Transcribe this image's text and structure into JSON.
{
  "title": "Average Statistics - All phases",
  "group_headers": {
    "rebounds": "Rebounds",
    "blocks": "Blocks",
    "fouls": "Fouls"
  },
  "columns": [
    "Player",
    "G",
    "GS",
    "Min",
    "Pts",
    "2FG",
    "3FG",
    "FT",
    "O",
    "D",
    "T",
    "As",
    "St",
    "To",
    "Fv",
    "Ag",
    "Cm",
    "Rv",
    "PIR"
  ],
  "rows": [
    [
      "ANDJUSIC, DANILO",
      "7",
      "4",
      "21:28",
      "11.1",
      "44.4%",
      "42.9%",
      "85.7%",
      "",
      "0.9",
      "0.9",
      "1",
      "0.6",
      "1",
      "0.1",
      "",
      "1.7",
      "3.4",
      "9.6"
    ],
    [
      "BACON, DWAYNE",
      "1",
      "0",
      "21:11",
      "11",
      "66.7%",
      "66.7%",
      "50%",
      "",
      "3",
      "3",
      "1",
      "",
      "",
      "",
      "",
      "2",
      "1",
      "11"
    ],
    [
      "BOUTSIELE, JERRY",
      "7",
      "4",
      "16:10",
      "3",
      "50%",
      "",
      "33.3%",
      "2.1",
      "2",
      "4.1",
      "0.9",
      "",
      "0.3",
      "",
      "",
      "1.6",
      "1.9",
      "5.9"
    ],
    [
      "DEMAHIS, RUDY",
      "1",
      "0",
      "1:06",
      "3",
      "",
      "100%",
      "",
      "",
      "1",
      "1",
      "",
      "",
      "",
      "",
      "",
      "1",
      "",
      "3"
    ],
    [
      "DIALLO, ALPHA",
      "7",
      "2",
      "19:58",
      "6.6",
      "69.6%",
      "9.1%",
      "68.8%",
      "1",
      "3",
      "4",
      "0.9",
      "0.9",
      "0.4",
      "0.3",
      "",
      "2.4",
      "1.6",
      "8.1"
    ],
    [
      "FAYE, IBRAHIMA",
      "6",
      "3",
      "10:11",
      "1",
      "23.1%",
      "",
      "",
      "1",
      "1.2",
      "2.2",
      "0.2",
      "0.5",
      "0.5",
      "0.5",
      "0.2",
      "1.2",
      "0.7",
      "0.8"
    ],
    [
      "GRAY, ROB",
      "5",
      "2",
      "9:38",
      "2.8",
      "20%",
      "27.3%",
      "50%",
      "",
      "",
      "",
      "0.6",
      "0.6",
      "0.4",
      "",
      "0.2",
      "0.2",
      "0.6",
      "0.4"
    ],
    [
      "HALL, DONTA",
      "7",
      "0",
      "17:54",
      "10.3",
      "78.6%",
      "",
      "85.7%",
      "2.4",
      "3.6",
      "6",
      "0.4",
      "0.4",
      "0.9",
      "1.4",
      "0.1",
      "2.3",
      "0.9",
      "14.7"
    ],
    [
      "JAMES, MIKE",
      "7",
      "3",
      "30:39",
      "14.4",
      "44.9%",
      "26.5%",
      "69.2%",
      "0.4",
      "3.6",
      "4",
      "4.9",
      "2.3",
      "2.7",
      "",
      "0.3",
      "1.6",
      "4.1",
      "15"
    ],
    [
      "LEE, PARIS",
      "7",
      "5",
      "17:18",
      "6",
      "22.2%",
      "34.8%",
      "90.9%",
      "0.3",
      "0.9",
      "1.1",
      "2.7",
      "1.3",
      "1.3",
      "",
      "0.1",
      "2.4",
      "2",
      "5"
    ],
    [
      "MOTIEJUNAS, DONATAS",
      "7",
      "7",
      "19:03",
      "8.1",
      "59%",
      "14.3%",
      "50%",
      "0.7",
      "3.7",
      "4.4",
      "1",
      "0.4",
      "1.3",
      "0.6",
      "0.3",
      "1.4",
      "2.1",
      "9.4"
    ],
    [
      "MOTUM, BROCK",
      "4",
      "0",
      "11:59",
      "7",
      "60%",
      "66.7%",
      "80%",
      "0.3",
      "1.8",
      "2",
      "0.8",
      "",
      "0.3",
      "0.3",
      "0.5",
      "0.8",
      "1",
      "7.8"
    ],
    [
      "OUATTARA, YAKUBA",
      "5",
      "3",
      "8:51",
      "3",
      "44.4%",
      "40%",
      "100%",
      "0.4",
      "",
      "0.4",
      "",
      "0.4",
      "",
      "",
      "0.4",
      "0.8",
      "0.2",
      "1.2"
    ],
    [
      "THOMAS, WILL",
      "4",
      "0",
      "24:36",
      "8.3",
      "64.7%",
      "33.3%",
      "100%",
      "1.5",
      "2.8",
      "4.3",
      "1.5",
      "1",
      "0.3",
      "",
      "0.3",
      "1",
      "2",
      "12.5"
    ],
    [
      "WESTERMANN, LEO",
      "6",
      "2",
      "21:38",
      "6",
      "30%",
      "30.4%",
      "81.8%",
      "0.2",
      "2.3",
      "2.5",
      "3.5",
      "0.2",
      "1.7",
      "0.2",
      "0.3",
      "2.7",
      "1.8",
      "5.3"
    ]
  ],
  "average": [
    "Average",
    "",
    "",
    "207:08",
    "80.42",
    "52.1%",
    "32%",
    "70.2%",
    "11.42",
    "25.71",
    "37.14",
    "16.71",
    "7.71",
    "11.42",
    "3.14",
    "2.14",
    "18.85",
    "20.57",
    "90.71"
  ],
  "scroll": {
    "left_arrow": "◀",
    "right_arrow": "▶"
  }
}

Task to carry out:
Set down the material above again, word for word.

Response:
Transcribe this image's text and structure into JSON.
{
  "title": "Average Statistics - All phases",
  "group_headers": {
    "rebounds": "Rebounds",
    "blocks": "Blocks",
    "fouls": "Fouls"
  },
  "columns": [
    "Player",
    "G",
    "GS",
    "Min",
    "Pts",
    "2FG",
    "3FG",
    "FT",
    "O",
    "D",
    "T",
    "As",
    "St",
    "To",
    "Fv",
    "Ag",
    "Cm",
    "Rv",
    "PIR"
  ],
  "rows": [
    [
      "ANDJUSIC, DANILO",
      "7",
      "4",
      "21:28",
      "11.1",
      "44.4%",
      "42.9%",
      "85.7%",
      "",
      "0.9",
      "0.9",
      "1",
      "0.6",
      "1",
      "0.1",
      "",
      "1.7",
      "3.4",
      "9.6"
    ],
    [
      "BACON, DWAYNE",
      "1",
      "0",
      "21:11",
      "11",
      "66.7%",
      "66.7%",
      "50%",
      "",
      "3",
      "3",
      "1",
      "",
      "",
      "",
      "",
      "2",
      "1",
      "11"
    ],
    [
      "BOUTSIELE, JERRY",
      "7",
      "4",
      "16:10",
      "3",
      "50%",
      "",
      "33.3%",
      "2.1",
      "2",
      "4.1",
      "0.9",
      "",
      "0.3",
      "",
      "",
      "1.6",
      "1.9",
      "5.9"
    ],
    [
      "DEMAHIS, RUDY",
      "1",
      "0",
      "1:06",
      "3",
      "",
      "100%",
      "",
      "",
      "1",
      "1",
      "",
      "",
      "",
      "",
      "",
      "1",
      "",
      "3"
    ],
    [
      "DIALLO, ALPHA",
      "7",
      "2",
      "19:58",
      "6.6",
      "69.6%",
      "9.1%",
      "68.8%",
      "1",
      "3",
      "4",
      "0.9",
      "0.9",
      "0.4",
      "0.3",
      "",
      "2.4",
      "1.6",
      "8.1"
    ],
    [
      "FAYE, IBRAHIMA",
      "6",
      "3",
      "10:11",
      "1",
      "23.1%",
      "",
      "",
      "1",
      "1.2",
      "2.2",
      "0.2",
      "0.5",
      "0.5",
      "0.5",
      "0.2",
      "1.2",
      "0.7",
      "0.8"
    ],
    [
      "GRAY, ROB",
      "5",
      "2",
      "9:38",
      "2.8",
      "20%",
      "27.3%",
      "50%",
      "",
      "",
      "",
      "0.6",
      "0.6",
      "0.4",
      "",
      "0.2",
      "0.2",
      "0.6",
      "0.4"
    ],
    [
      "HALL, DONTA",
      "7",
      "0",
      "17:54",
      "10.3",
      "78.6%",
      "",
      "85.7%",
      "2.4",
      "3.6",
      "6",
      "0.4",
      "0.4",
      "0.9",
      "1.4",
      "0.1",
      "2.3",
      "0.9",
      "14.7"
    ],
    [
      "JAMES, MIKE",
      "7",
      "3",
      "30:39",
      "14.4",
      "44.9%",
      "26.5%",
      "69.2%",
      "0.4",
      "3.6",
      "4",
      "4.9",
      "2.3",
      "2.7",
      "",
      "0.3",
      "1.6",
      "4.1",
      "15"
    ],
    [
      "LEE, PARIS",
      "7",
      "5",
      "17:18",
      "6",
      "22.2%",
      "34.8%",
      "90.9%",
      "0.3",
      "0.9",
      "1.1",
      "2.7",
      "1.3",
      "1.3",
      "",
      "0.1",
      "2.4",
      "2",
      "5"
    ],
    [
      "MOTIEJUNAS, DONATAS",
      "7",
      "7",
      "19:03",
      "8.1",
      "59%",
      "14.3%",
      "50%",
      "0.7",
      "3.7",
      "4.4",
      "1",
      "0.4",
      "1.3",
      "0.6",
      "0.3",
      "1.4",
      "2.1",
      "9.4"
    ],
    [
      "MOTUM, BROCK",
      "4",
      "0",
      "11:59",
      "7",
      "60%",
      "66.7%",
      "80%",
      "0.3",
      "1.8",
      "2",
      "0.8",
      "",
      "0.3",
      "0.3",
      "0.5",
      "0.8",
      "1",
      "7.8"
    ],
    [
      "OUATTARA, YAKUBA",
      "5",
      "3",
      "8:51",
      "3",
      "44.4%",
      "40%",
      "100%",
      "0.4",
      "",
      "0.4",
      "",
      "0.4",
      "",
      "",
      "0.4",
      "0.8",
      "0.2",
      "1.2"
    ],
    [
      "THOMAS, WILL",
      "4",
      "0",
      "24:36",
      "8.3",
      "64.7%",
      "33.3%",
      "100%",
      "1.5",
      "2.8",
      "4.3",
      "1.5",
      "1",
      "0.3",
      "",
      "0.3",
      "1",
      "2",
      "12.5"
    ],
    [
      "WESTERMANN, LEO",
      "6",
      "2",
      "21:38",
      "6",
      "30%",
      "30.4%",
      "81.8%",
      "0.2",
      "2.3",
      "2.5",
      "3.5",
      "0.2",
      "1.7",
      "0.2",
      "0.3",
      "2.7",
      "1.8",
      "5.3"
    ]
  ],
  "average": [
    "Average",
    "",
    "",
    "207:08",
    "80.42",
    "52.1%",
    "32%",
    "70.2%",
    "11.42",
    "25.71",
    "37.14",
    "16.71",
    "7.71",
    "11.42",
    "3.14",
    "2.14",
    "18.85",
    "20.57",
    "90.71"
  ],
  "scroll": {
    "left_arrow": "◀",
    "right_arrow": "▶"
  }
}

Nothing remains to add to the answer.